= Requirements =
Copy out the data exactly, leaving the pictures behind.

= Data lines =

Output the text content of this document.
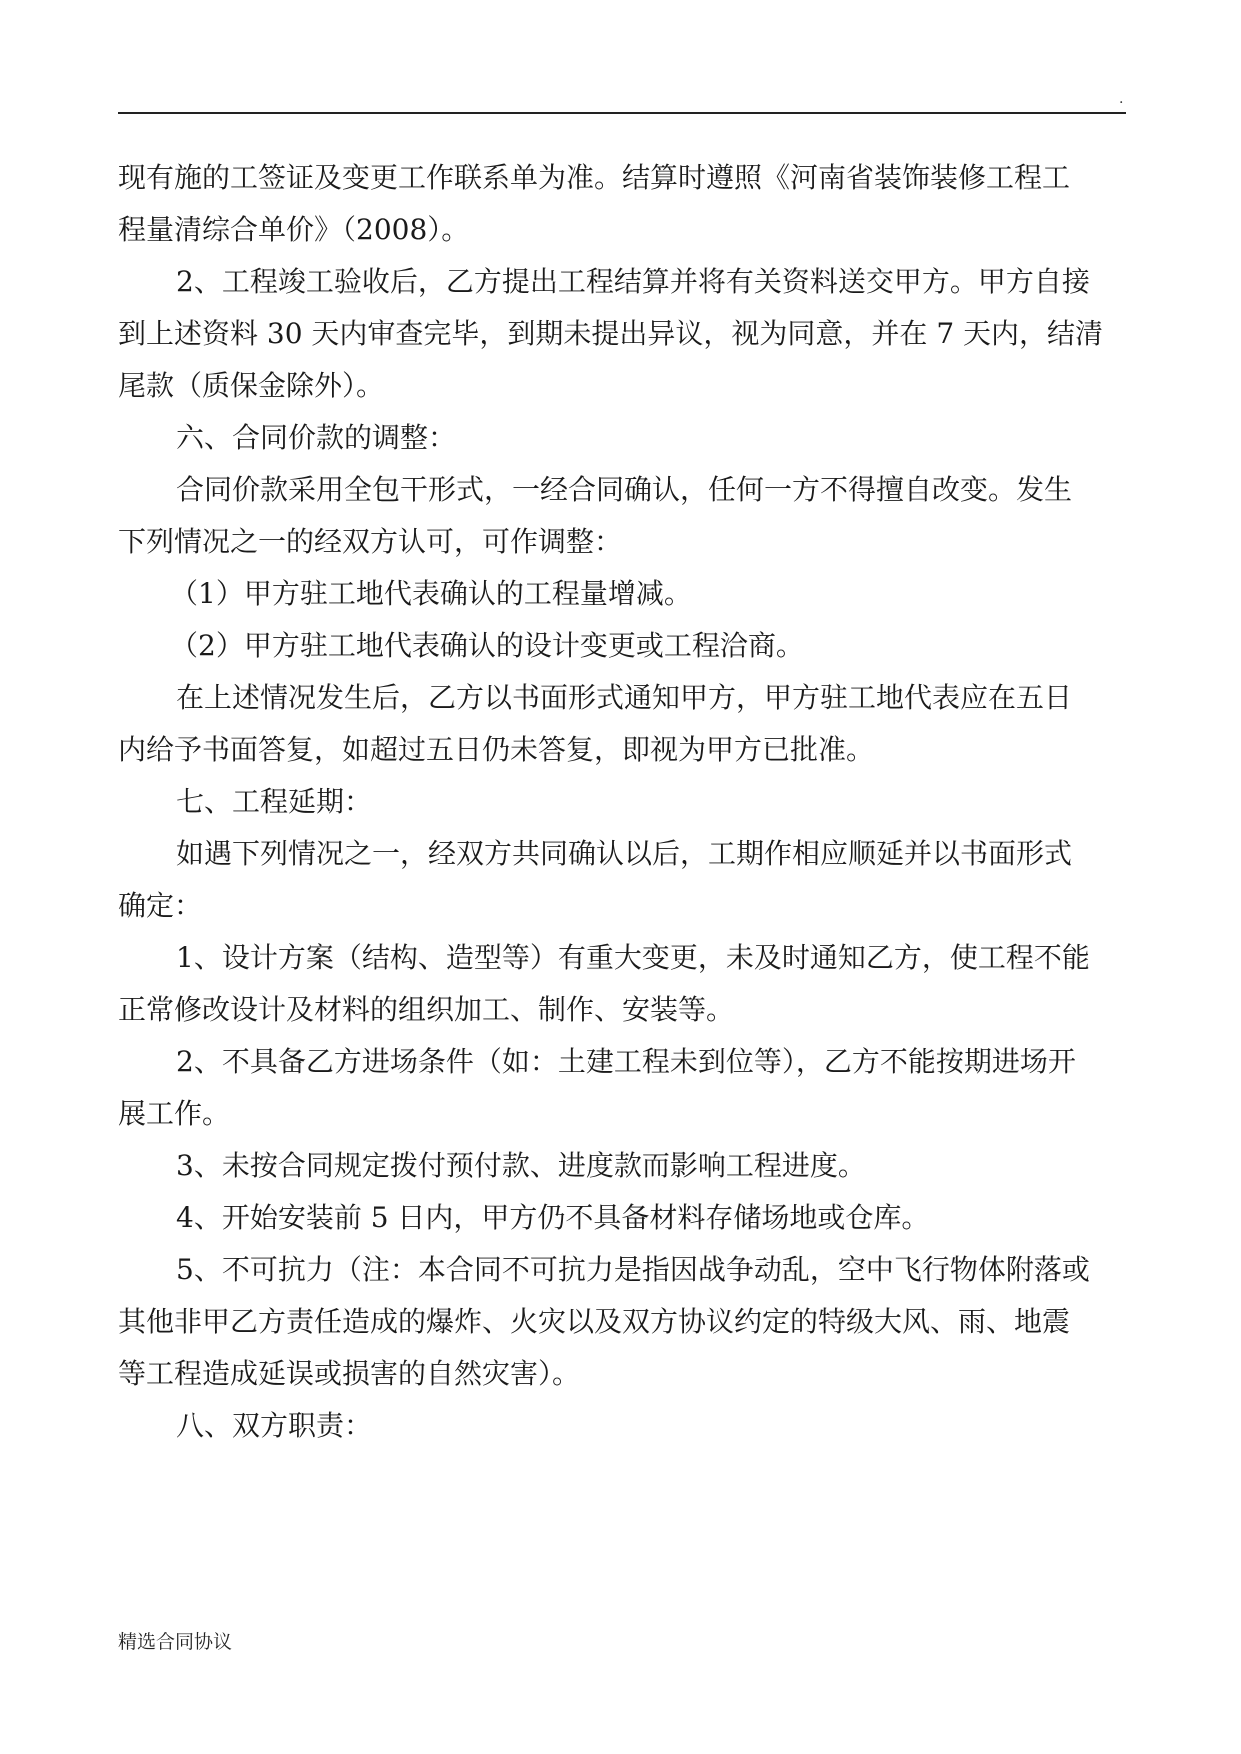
.
现有施的工签证及变更工作联系单为准。结算时遵照《河南省装饰装修工程工
程量清综合单价》（2008）。
2、工程竣工验收后，乙方提出工程结算并将有关资料送交甲方。甲方自接
到上述资料 30 天内审查完毕，到期未提出异议，视为同意，并在 7 天内，结清
尾款（质保金除外）。
六、合同价款的调整：
合同价款采用全包干形式，一经合同确认，任何一方不得擅自改变。发生
下列情况之一的经双方认可，可作调整：
（1）甲方驻工地代表确认的工程量增减。
（2）甲方驻工地代表确认的设计变更或工程洽商。
在上述情况发生后，乙方以书面形式通知甲方，甲方驻工地代表应在五日
内给予书面答复，如超过五日仍未答复，即视为甲方已批准。
七、工程延期：
如遇下列情况之一，经双方共同确认以后，工期作相应顺延并以书面形式
确定：
1、设计方案（结构、造型等）有重大变更，未及时通知乙方，使工程不能
正常修改设计及材料的组织加工、制作、安装等。
2、不具备乙方进场条件（如：土建工程未到位等），乙方不能按期进场开
展工作。
3、未按合同规定拨付预付款、进度款而影响工程进度。
4、开始安装前 5 日内，甲方仍不具备材料存储场地或仓库。
5、不可抗力（注：本合同不可抗力是指因战争动乱，空中飞行物体附落或
其他非甲乙方责任造成的爆炸、火灾以及双方协议约定的特级大风、雨、地震
等工程造成延误或损害的自然灾害）。
八、双方职责：
精选合同协议
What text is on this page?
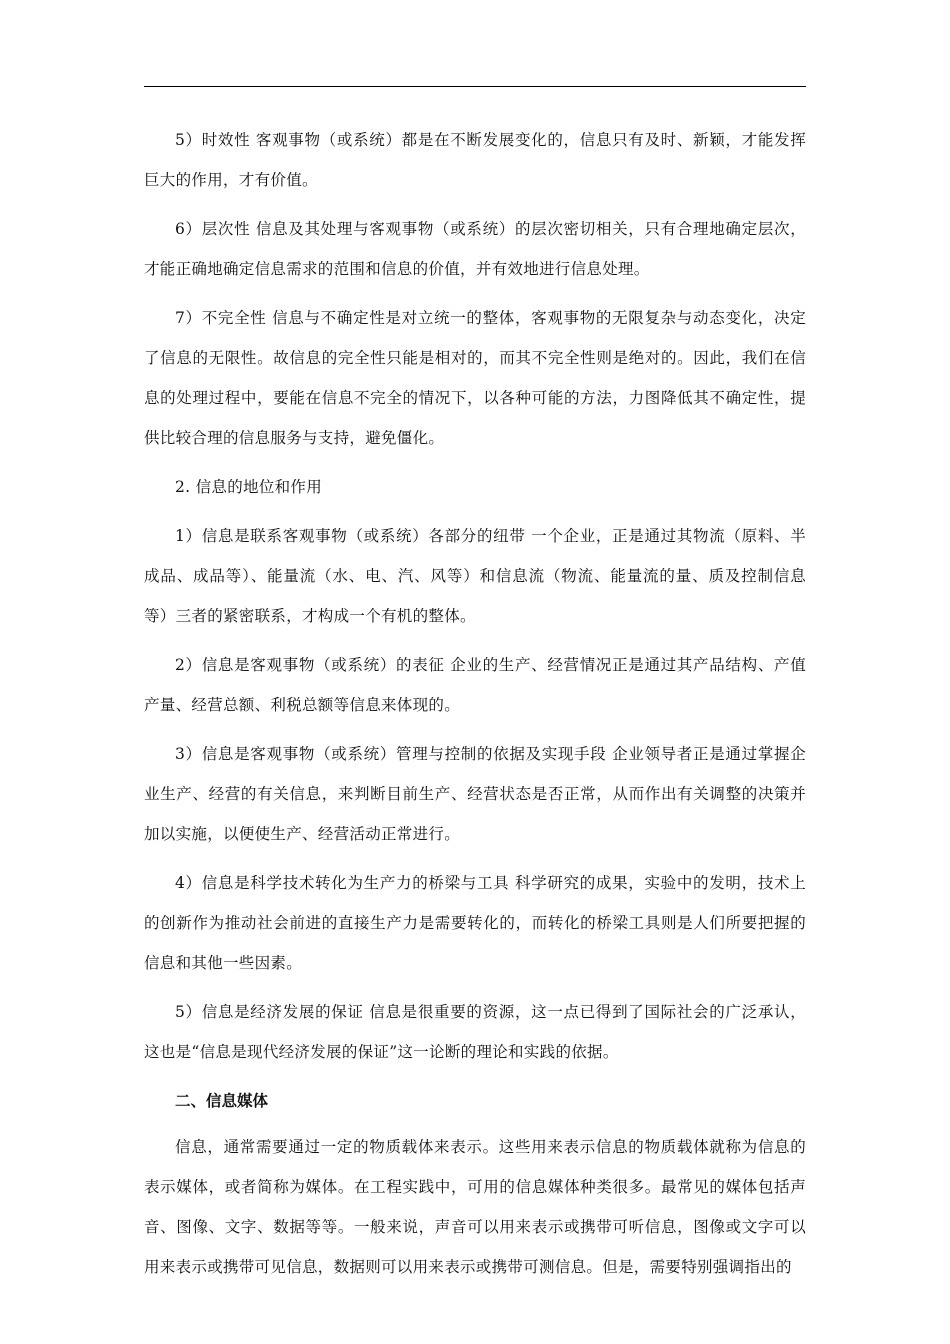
5）时效性 客观事物（或系统）都是在不断发展变化的，信息只有及时、新颖，才能发挥巨大的作用，才有价值。

6）层次性 信息及其处理与客观事物（或系统）的层次密切相关，只有合理地确定层次，才能正确地确定信息需求的范围和信息的价值，并有效地进行信息处理。

7）不完全性 信息与不确定性是对立统一的整体，客观事物的无限复杂与动态变化，决定了信息的无限性。故信息的完全性只能是相对的，而其不完全性则是绝对的。因此，我们在信息的处理过程中，要能在信息不完全的情况下，以各种可能的方法，力图降低其不确定性，提供比较合理的信息服务与支持，避免僵化。

2. 信息的地位和作用

1）信息是联系客观事物（或系统）各部分的纽带 一个企业，正是通过其物流（原料、半成品、成品等）、能量流（水、电、汽、风等）和信息流（物流、能量流的量、质及控制信息等）三者的紧密联系，才构成一个有机的整体。

2）信息是客观事物（或系统）的表征 企业的生产、经营情况正是通过其产品结构、产值产量、经营总额、利税总额等信息来体现的。

3）信息是客观事物（或系统）管理与控制的依据及实现手段 企业领导者正是通过掌握企业生产、经营的有关信息，来判断目前生产、经营状态是否正常，从而作出有关调整的决策并加以实施，以便使生产、经营活动正常进行。

4）信息是科学技术转化为生产力的桥梁与工具 科学研究的成果，实验中的发明，技术上的创新作为推动社会前进的直接生产力是需要转化的，而转化的桥梁工具则是人们所要把握的信息和其他一些因素。

5）信息是经济发展的保证 信息是很重要的资源，这一点已得到了国际社会的广泛承认，这也是“信息是现代经济发展的保证”这一论断的理论和实践的依据。

二、信息媒体

信息，通常需要通过一定的物质载体来表示。这些用来表示信息的物质载体就称为信息的表示媒体，或者简称为媒体。在工程实践中，可用的信息媒体种类很多。最常见的媒体包括声音、图像、文字、数据等等。一般来说，声音可以用来表示或携带可听信息，图像或文字可以用来表示或携带可见信息，数据则可以用来表示或携带可测信息。但是，需要特别强调指出的
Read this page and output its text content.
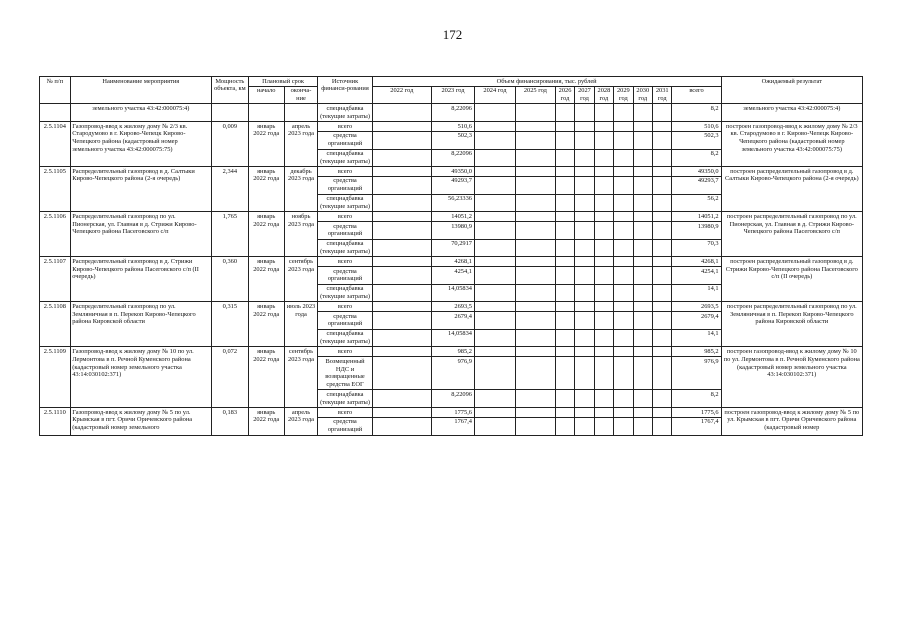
172
№ п/п	Наименование мероприятия	Мощность объекта, км	Плановый срок		Источник финанси-рования	Объем финансирования, тыс. рублей											Ожидаемый результат
			начало	оконча-ние		2022 год	2023 год	2024 год	2025 год	2026 год	2027 год	2028 год	2029 год	2030 год	2031 год	всего	
	земельного участка 43:42:000075:4)				спецнадбавка (текущие затраты)		8,22096									8,2	земельного участка 43:42:000075:4)
2.5.1104	Газопровод-ввод к жилому дому № 2/3 кв. Стародумово в г. Кирово-Чепецк Кирово-Чепецкого района (кадастровый номер земельного участка 43:42:000075:75)	0,009	январь 2022 года	апрель 2023 года	всего		510,6									510,6	построен газопровод-ввод к жилому дому № 2/3 кв. Стародумово в г. Кирово-Чепецк Кирово-Чепецкого района (кадастровый номер земельного участка 43:42:000075:75)
					средства организаций		502,3									502,3	
					спецнадбавка (текущие затраты)		8,22096									8,2	
2.5.1105	Распределительный газопровод в д. Салтыки Кирово-Чепецкого района (2-я очередь)	2,344	январь 2022 года	декабрь 2023 года	всего		49350,0									49350,0	построен распределительный газопровод в д. Салтыки Кирово-Чепецкого района (2-я очередь)
					средства организаций		49293,7									49293,7	
					спецнадбавка (текущие затраты)		56,23336									56,2	
2.5.1106	Распределительный газопровод по ул. Пионерская, ул. Главная в д. Стрижи Кирово-Чепецкого района Пасеговского с/п	1,765	январь 2022 года	ноябрь 2023 года	всего		14051,2									14051,2	построен распределительный газопровод по ул. Пионерская, ул. Главная в д. Стрижи Кирово-Чепецкого района Пасеговского с/п
					средства организаций		13980,9									13980,9	
					спецнадбавка (текущие затраты)		70,2917									70,3	
2.5.1107	Распределительный газопровод в д. Стрижи Кирово-Чепецкого района Пасеговского с/п (II очередь)	0,360	январь 2022 года	сентябрь 2023 года	всего		4268,1									4268,1	построен распределительный газопровод в д. Стрижи Кирово-Чепецкого района Пасеговского с/п (II очередь)
					средства организаций		4254,1									4254,1	
					спецнадбавка (текущие затраты)		14,05834									14,1	
2.5.1108	Распределительный газопровод по ул. Земляничная в п. Перекоп Кирово-Чепецкого района Кировской области	0,315	январь 2022 года	июль 2023 года	всего		2693,5									2693,5	построен распределительный газопровод по ул. Земляничная в п. Перекоп Кирово-Чепецкого района Кировской области
					средства организаций		2679,4									2679,4	
					спецнадбавка (текущие затраты)		14,05834									14,1	
2.5.1109	Газопровод-ввод к жилому дому № 10 по ул. Лермонтова в п. Речной Куменского района (кадастровый номер земельного участка 43:14:030102:371)	0,072	январь 2022 года	сентябрь 2023 года	всего		985,2									985,2	построен газопровод-ввод к жилому дому № 10 по ул. Лермонтова в п. Речной Куменского района (кадастровый номер земельного участка 43:14:030102:371)
					Возмещенный НДС и возвращенные средства ЕОГ		976,9									976,9	
					спецнадбавка (текущие затраты)		8,22096									8,2	
2.5.1110	Газопровод-ввод к жилому дому № 5 по ул. Крымская в пгт. Оричи Оричевского района (кадастровый номер земельного	0,183	январь 2022 года	апрель 2023 года	всего		1775,6									1775,6	построен газопровод-ввод к жилому дому № 5 по ул. Крымская в пгт. Оричи Оричевского района (кадастровый номер
					средства организаций		1767,4									1767,4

= Exercise response =
Output the text content of this document.
.
现有施的工签证及变更工作联系单为准。结算时遵照《河南省装饰装修工程工
程量清综合单价》（2008）。
2、工程竣工验收后，乙方提出工程结算并将有关资料送交甲方。甲方自接
到上述资料 30 天内审查完毕，到期未提出异议，视为同意，并在 7 天内，结清
尾款（质保金除外）。
六、合同价款的调整：
合同价款采用全包干形式，一经合同确认，任何一方不得擅自改变。发生
下列情况之一的经双方认可，可作调整：
（1）甲方驻工地代表确认的工程量增减。
（2）甲方驻工地代表确认的设计变更或工程洽商。
在上述情况发生后，乙方以书面形式通知甲方，甲方驻工地代表应在五日
内给予书面答复，如超过五日仍未答复，即视为甲方已批准。
七、工程延期：
如遇下列情况之一，经双方共同确认以后，工期作相应顺延并以书面形式
确定：
1、设计方案（结构、造型等）有重大变更，未及时通知乙方，使工程不能
正常修改设计及材料的组织加工、制作、安装等。
2、不具备乙方进场条件（如：土建工程未到位等），乙方不能按期进场开
展工作。
3、未按合同规定拨付预付款、进度款而影响工程进度。
4、开始安装前 5 日内，甲方仍不具备材料存储场地或仓库。
5、不可抗力（注：本合同不可抗力是指因战争动乱，空中飞行物体附落或
其他非甲乙方责任造成的爆炸、火灾以及双方协议约定的特级大风、雨、地震
等工程造成延误或损害的自然灾害）。
八、双方职责：
精选合同协议
What text is on this page?
5）时效性 客观事物（或系统）都是在不断发展变化的，信息只有及时、新颖，才能发挥巨大的作用，才有价值。

6）层次性 信息及其处理与客观事物（或系统）的层次密切相关，只有合理地确定层次，才能正确地确定信息需求的范围和信息的价值，并有效地进行信息处理。

7）不完全性 信息与不确定性是对立统一的整体，客观事物的无限复杂与动态变化，决定了信息的无限性。故信息的完全性只能是相对的，而其不完全性则是绝对的。因此，我们在信息的处理过程中，要能在信息不完全的情况下，以各种可能的方法，力图降低其不确定性，提供比较合理的信息服务与支持，避免僵化。

2. 信息的地位和作用

1）信息是联系客观事物（或系统）各部分的纽带 一个企业，正是通过其物流（原料、半成品、成品等）、能量流（水、电、汽、风等）和信息流（物流、能量流的量、质及控制信息等）三者的紧密联系，才构成一个有机的整体。

2）信息是客观事物（或系统）的表征 企业的生产、经营情况正是通过其产品结构、产值产量、经营总额、利税总额等信息来体现的。

3）信息是客观事物（或系统）管理与控制的依据及实现手段 企业领导者正是通过掌握企业生产、经营的有关信息，来判断目前生产、经营状态是否正常，从而作出有关调整的决策并加以实施，以便使生产、经营活动正常进行。

4）信息是科学技术转化为生产力的桥梁与工具 科学研究的成果，实验中的发明，技术上的创新作为推动社会前进的直接生产力是需要转化的，而转化的桥梁工具则是人们所要把握的信息和其他一些因素。

5）信息是经济发展的保证 信息是很重要的资源，这一点已得到了国际社会的广泛承认，这也是“信息是现代经济发展的保证”这一论断的理论和实践的依据。

二、信息媒体

信息，通常需要通过一定的物质载体来表示。这些用来表示信息的物质载体就称为信息的表示媒体，或者简称为媒体。在工程实践中，可用的信息媒体种类很多。最常见的媒体包括声音、图像、文字、数据等等。一般来说，声音可以用来表示或携带可听信息，图像或文字可以用来表示或携带可见信息，数据则可以用来表示或携带可测信息。但是，需要特别强调指出的
Read this page and output its text content.
172
№ п/п	Наименование мероприятия	Мощность объекта, км	Плановый срок		Источник финанси-рования	Объем финансирования, тыс. рублей											Ожидаемый результат
			начало	оконча-ние		2022 год	2023 год	2024 год	2025 год	2026 год	2027 год	2028 год	2029 год	2030 год	2031 год	всего	
	земельного участка 43:42:000075:4)				спецнадбавка (текущие затраты)		8,22096									8,2	земельного участка 43:42:000075:4)
2.5.1104	Газопровод-ввод к жилому дому № 2/3 кв. Стародумово в г. Кирово-Чепецк Кирово-Чепецкого района (кадастровый номер земельного участка 43:42:000075:75)	0,009	январь 2022 года	апрель 2023 года	всего		510,6									510,6	построен газопровод-ввод к жилому дому № 2/3 кв. Стародумово в г. Кирово-Чепецк Кирово-Чепецкого района (кадастровый номер земельного участка 43:42:000075:75)
					средства организаций		502,3									502,3	
					спецнадбавка (текущие затраты)		8,22096									8,2	
2.5.1105	Распределительный газопровод в д. Салтыки Кирово-Чепецкого района (2-я очередь)	2,344	январь 2022 года	декабрь 2023 года	всего		49350,0									49350,0	построен распределительный газопровод в д. Салтыки Кирово-Чепецкого района (2-я очередь)
					средства организаций		49293,7									49293,7	
					спецнадбавка (текущие затраты)		56,23336									56,2	
2.5.1106	Распределительный газопровод по ул. Пионерская, ул. Главная в д. Стрижи Кирово-Чепецкого района Пасеговского с/п	1,765	январь 2022 года	ноябрь 2023 года	всего		14051,2									14051,2	построен распределительный газопровод по ул. Пионерская, ул. Главная в д. Стрижи Кирово-Чепецкого района Пасеговского с/п
					средства организаций		13980,9									13980,9	
					спецнадбавка (текущие затраты)		70,2917									70,3	
2.5.1107	Распределительный газопровод в д. Стрижи Кирово-Чепецкого района Пасеговского с/п (II очередь)	0,360	январь 2022 года	сентябрь 2023 года	всего		4268,1									4268,1	построен распределительный газопровод в д. Стрижи Кирово-Чепецкого района Пасеговского с/п (II очередь)
					средства организаций		4254,1									4254,1	
					спецнадбавка (текущие затраты)		14,05834									14,1	
2.5.1108	Распределительный газопровод по ул. Земляничная в п. Перекоп Кирово-Чепецкого района Кировской области	0,315	январь 2022 года	июль 2023 года	всего		2693,5									2693,5	построен распределительный газопровод по ул. Земляничная в п. Перекоп Кирово-Чепецкого района Кировской области
					средства организаций		2679,4									2679,4	
					спецнадбавка (текущие затраты)		14,05834									14,1	
2.5.1109	Газопровод-ввод к жилому дому № 10 по ул. Лермонтова в п. Речной Куменского района (кадастровый номер земельного участка 43:14:030102:371)	0,072	январь 2022 года	сентябрь 2023 года	всего		985,2									985,2	построен газопровод-ввод к жилому дому № 10 по ул. Лермонтова в п. Речной Куменского района (кадастровый номер земельного участка 43:14:030102:371)
					Возмещенный НДС и возвращенные средства ЕОГ		976,9									976,9	
					спецнадбавка (текущие затраты)		8,22096									8,2	
2.5.1110	Газопровод-ввод к жилому дому № 5 по ул. Крымская в пгт. Оричи Оричевского района (кадастровый номер земельного	0,183	январь 2022 года	апрель 2023 года	всего		1775,6									1775,6	построен газопровод-ввод к жилому дому № 5 по ул. Крымская в пгт. Оричи Оричевского района (кадастровый номер
					средства организаций		1767,4									1767,4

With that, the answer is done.